Your goal: Reproduce every record exactly as it appears, but not the pictures.

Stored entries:
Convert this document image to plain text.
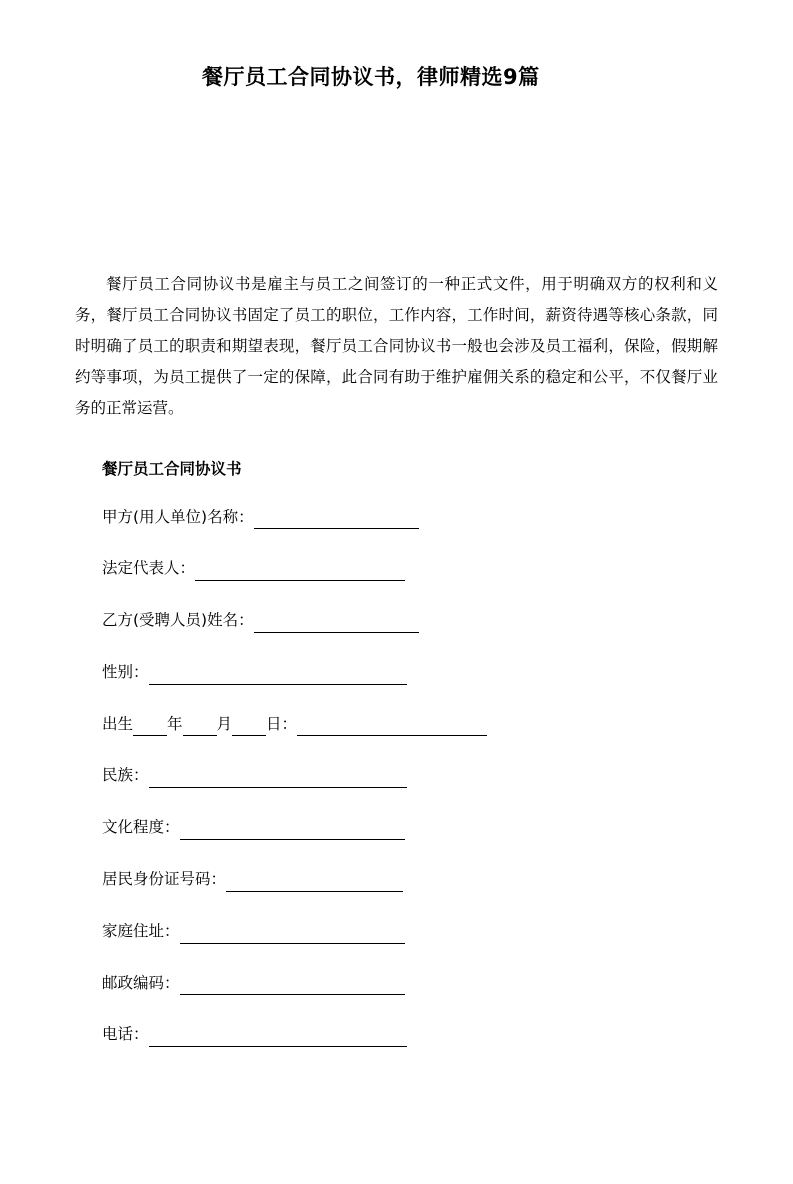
餐厅员工合同协议书，律师精选9篇
餐厅员工合同协议书是雇主与员工之间签订的一种正式文件，用于明确双方的权利和义务，餐厅员工合同协议书固定了员工的职位，工作内容，工作时间，薪资待遇等核心条款，同时明确了员工的职责和期望表现，餐厅员工合同协议书一般也会涉及员工福利，保险，假期解约等事项，为员工提供了一定的保障，此合同有助于维护雇佣关系的稳定和公平，不仅餐厅业务的正常运营。
餐厅员工合同协议书
甲方(用人单位)名称：
法定代表人：
乙方(受聘人员)姓名：
性别：
出生 年 月 日：
民族：
文化程度：
居民身份证号码：
家庭住址：
邮政编码：
电话：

The reply:
Convert this document image to plain text.
餐厅员工合同协议书，律师精选9篇
餐厅员工合同协议书是雇主与员工之间签订的一种正式文件，用于明确双方的权利和义务，餐厅员工合同协议书固定了员工的职位，工作内容，工作时间，薪资待遇等核心条款，同时明确了员工的职责和期望表现，餐厅员工合同协议书一般也会涉及员工福利，保险，假期解约等事项，为员工提供了一定的保障，此合同有助于维护雇佣关系的稳定和公平，不仅餐厅业务的正常运营。
餐厅员工合同协议书
甲方(用人单位)名称：
法定代表人：
乙方(受聘人员)姓名：
性别：
出生 年 月 日：
民族：
文化程度：
居民身份证号码：
家庭住址：
邮政编码：
电话：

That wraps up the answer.